## Begin Input material
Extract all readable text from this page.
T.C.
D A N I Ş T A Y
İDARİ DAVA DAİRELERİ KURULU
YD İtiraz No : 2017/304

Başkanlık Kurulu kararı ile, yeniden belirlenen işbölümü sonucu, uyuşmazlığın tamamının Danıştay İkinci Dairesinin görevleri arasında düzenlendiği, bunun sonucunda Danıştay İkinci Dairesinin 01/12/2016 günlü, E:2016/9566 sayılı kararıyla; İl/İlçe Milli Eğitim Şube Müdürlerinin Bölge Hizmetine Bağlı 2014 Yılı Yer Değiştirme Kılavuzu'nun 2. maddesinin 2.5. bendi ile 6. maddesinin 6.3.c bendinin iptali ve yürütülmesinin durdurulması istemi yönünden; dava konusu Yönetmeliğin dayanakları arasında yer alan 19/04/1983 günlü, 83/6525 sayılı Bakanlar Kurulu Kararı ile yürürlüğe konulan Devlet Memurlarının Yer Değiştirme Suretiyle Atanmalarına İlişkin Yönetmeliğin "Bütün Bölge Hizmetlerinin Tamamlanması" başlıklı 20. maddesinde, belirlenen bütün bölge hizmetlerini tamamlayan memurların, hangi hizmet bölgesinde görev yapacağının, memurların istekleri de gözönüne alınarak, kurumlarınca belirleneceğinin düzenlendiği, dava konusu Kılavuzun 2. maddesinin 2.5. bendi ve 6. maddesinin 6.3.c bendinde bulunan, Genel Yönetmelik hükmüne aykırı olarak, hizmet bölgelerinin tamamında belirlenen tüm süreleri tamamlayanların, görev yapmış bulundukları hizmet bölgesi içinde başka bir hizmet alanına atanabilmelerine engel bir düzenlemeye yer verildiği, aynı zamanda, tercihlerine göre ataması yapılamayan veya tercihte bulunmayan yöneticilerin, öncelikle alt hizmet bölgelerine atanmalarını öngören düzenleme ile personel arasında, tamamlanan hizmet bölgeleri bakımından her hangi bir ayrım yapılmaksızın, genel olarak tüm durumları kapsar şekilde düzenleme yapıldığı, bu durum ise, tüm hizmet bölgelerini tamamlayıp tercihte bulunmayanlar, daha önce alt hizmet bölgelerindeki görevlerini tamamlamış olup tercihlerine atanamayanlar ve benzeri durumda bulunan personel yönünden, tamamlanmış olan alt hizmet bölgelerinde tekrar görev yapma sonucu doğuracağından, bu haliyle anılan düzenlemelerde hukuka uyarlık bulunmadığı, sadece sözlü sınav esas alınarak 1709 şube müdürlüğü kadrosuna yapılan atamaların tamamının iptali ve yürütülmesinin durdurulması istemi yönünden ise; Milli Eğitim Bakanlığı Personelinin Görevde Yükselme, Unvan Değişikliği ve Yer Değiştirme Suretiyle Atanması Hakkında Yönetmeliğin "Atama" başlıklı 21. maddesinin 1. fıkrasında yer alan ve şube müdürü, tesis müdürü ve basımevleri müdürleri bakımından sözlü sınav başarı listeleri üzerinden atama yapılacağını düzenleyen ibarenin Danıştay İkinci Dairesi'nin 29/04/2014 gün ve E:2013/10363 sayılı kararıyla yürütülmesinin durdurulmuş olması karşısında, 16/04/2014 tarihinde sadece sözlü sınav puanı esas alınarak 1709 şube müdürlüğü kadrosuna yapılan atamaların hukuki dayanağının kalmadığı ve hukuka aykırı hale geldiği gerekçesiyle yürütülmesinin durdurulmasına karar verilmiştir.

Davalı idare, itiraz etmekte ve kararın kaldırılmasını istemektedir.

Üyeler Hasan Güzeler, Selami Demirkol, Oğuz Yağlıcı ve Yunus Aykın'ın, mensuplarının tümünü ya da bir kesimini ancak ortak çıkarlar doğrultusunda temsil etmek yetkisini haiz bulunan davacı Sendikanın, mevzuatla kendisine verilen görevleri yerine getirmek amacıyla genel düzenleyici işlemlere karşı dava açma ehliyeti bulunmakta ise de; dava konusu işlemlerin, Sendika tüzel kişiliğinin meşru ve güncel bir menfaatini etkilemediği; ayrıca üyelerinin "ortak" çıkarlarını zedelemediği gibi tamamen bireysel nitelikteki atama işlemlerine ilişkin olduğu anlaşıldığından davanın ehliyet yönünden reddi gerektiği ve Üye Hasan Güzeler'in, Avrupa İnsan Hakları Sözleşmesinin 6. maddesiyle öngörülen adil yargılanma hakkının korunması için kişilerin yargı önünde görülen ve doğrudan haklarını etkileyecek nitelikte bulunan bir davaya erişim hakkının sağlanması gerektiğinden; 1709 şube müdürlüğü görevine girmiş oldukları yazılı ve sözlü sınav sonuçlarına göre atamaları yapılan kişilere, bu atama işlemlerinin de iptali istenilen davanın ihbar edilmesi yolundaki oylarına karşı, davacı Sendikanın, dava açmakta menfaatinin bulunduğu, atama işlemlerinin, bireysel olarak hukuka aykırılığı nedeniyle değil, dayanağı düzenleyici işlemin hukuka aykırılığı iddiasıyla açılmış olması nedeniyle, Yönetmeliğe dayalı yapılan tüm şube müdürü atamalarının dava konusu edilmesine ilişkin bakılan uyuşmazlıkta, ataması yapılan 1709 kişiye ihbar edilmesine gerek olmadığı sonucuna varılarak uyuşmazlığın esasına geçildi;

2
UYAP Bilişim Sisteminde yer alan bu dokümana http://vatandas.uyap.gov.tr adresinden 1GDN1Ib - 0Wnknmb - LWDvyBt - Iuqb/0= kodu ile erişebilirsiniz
## End Input material
> _What is required_
Your task is to transcribe the material exactly.

> _Task answer_
Extract all readable text from this page.
T.C.
D A N I Ş T A Y
İDARİ DAVA DAİRELERİ KURULU
YD İtiraz No : 2017/304

Başkanlık Kurulu kararı ile, yeniden belirlenen işbölümü sonucu, uyuşmazlığın tamamının Danıştay İkinci Dairesinin görevleri arasında düzenlendiği, bunun sonucunda Danıştay İkinci Dairesinin 01/12/2016 günlü, E:2016/9566 sayılı kararıyla; İl/İlçe Milli Eğitim Şube Müdürlerinin Bölge Hizmetine Bağlı 2014 Yılı Yer Değiştirme Kılavuzu'nun 2. maddesinin 2.5. bendi ile 6. maddesinin 6.3.c bendinin iptali ve yürütülmesinin durdurulması istemi yönünden; dava konusu Yönetmeliğin dayanakları arasında yer alan 19/04/1983 günlü, 83/6525 sayılı Bakanlar Kurulu Kararı ile yürürlüğe konulan Devlet Memurlarının Yer Değiştirme Suretiyle Atanmalarına İlişkin Yönetmeliğin "Bütün Bölge Hizmetlerinin Tamamlanması" başlıklı 20. maddesinde, belirlenen bütün bölge hizmetlerini tamamlayan memurların, hangi hizmet bölgesinde görev yapacağının, memurların istekleri de gözönüne alınarak, kurumlarınca belirleneceğinin düzenlendiği, dava konusu Kılavuzun 2. maddesinin 2.5. bendi ve 6. maddesinin 6.3.c bendinde bulunan, Genel Yönetmelik hükmüne aykırı olarak, hizmet bölgelerinin tamamında belirlenen tüm süreleri tamamlayanların, görev yapmış bulundukları hizmet bölgesi içinde başka bir hizmet alanına atanabilmelerine engel bir düzenlemeye yer verildiği, aynı zamanda, tercihlerine göre ataması yapılamayan veya tercihte bulunmayan yöneticilerin, öncelikle alt hizmet bölgelerine atanmalarını öngören düzenleme ile personel arasında, tamamlanan hizmet bölgeleri bakımından her hangi bir ayrım yapılmaksızın, genel olarak tüm durumları kapsar şekilde düzenleme yapıldığı, bu durum ise, tüm hizmet bölgelerini tamamlayıp tercihte bulunmayanlar, daha önce alt hizmet bölgelerindeki görevlerini tamamlamış olup tercihlerine atanamayanlar ve benzeri durumda bulunan personel yönünden, tamamlanmış olan alt hizmet bölgelerinde tekrar görev yapma sonucu doğuracağından, bu haliyle anılan düzenlemelerde hukuka uyarlık bulunmadığı, sadece sözlü sınav esas alınarak 1709 şube müdürlüğü kadrosuna yapılan atamaların tamamının iptali ve yürütülmesinin durdurulması istemi yönünden ise; Milli Eğitim Bakanlığı Personelinin Görevde Yükselme, Unvan Değişikliği ve Yer Değiştirme Suretiyle Atanması Hakkında Yönetmeliğin "Atama" başlıklı 21. maddesinin 1. fıkrasında yer alan ve şube müdürü, tesis müdürü ve basımevleri müdürleri bakımından sözlü sınav başarı listeleri üzerinden atama yapılacağını düzenleyen ibarenin Danıştay İkinci Dairesi'nin 29/04/2014 gün ve E:2013/10363 sayılı kararıyla yürütülmesinin durdurulmuş olması karşısında, 16/04/2014 tarihinde sadece sözlü sınav puanı esas alınarak 1709 şube müdürlüğü kadrosuna yapılan atamaların hukuki dayanağının kalmadığı ve hukuka aykırı hale geldiği gerekçesiyle yürütülmesinin durdurulmasına karar verilmiştir.

Davalı idare, itiraz etmekte ve kararın kaldırılmasını istemektedir.

Üyeler Hasan Güzeler, Selami Demirkol, Oğuz Yağlıcı ve Yunus Aykın'ın, mensuplarının tümünü ya da bir kesimini ancak ortak çıkarlar doğrultusunda temsil etmek yetkisini haiz bulunan davacı Sendikanın, mevzuatla kendisine verilen görevleri yerine getirmek amacıyla genel düzenleyici işlemlere karşı dava açma ehliyeti bulunmakta ise de; dava konusu işlemlerin, Sendika tüzel kişiliğinin meşru ve güncel bir menfaatini etkilemediği; ayrıca üyelerinin "ortak" çıkarlarını zedelemediği gibi tamamen bireysel nitelikteki atama işlemlerine ilişkin olduğu anlaşıldığından davanın ehliyet yönünden reddi gerektiği ve Üye Hasan Güzeler'in, Avrupa İnsan Hakları Sözleşmesinin 6. maddesiyle öngörülen adil yargılanma hakkının korunması için kişilerin yargı önünde görülen ve doğrudan haklarını etkileyecek nitelikte bulunan bir davaya erişim hakkının sağlanması gerektiğinden; 1709 şube müdürlüğü görevine girmiş oldukları yazılı ve sözlü sınav sonuçlarına göre atamaları yapılan kişilere, bu atama işlemlerinin de iptali istenilen davanın ihbar edilmesi yolundaki oylarına karşı, davacı Sendikanın, dava açmakta menfaatinin bulunduğu, atama işlemlerinin, bireysel olarak hukuka aykırılığı nedeniyle değil, dayanağı düzenleyici işlemin hukuka aykırılığı iddiasıyla açılmış olması nedeniyle, Yönetmeliğe dayalı yapılan tüm şube müdürü atamalarının dava konusu edilmesine ilişkin bakılan uyuşmazlıkta, ataması yapılan 1709 kişiye ihbar edilmesine gerek olmadığı sonucuna varılarak uyuşmazlığın esasına geçildi;

2
UYAP Bilişim Sisteminde yer alan bu dokümana http://vatandas.uyap.gov.tr adresinden 1GDN1Ib - 0Wnknmb - LWDvyBt - Iuqb/0= kodu ile erişebilirsiniz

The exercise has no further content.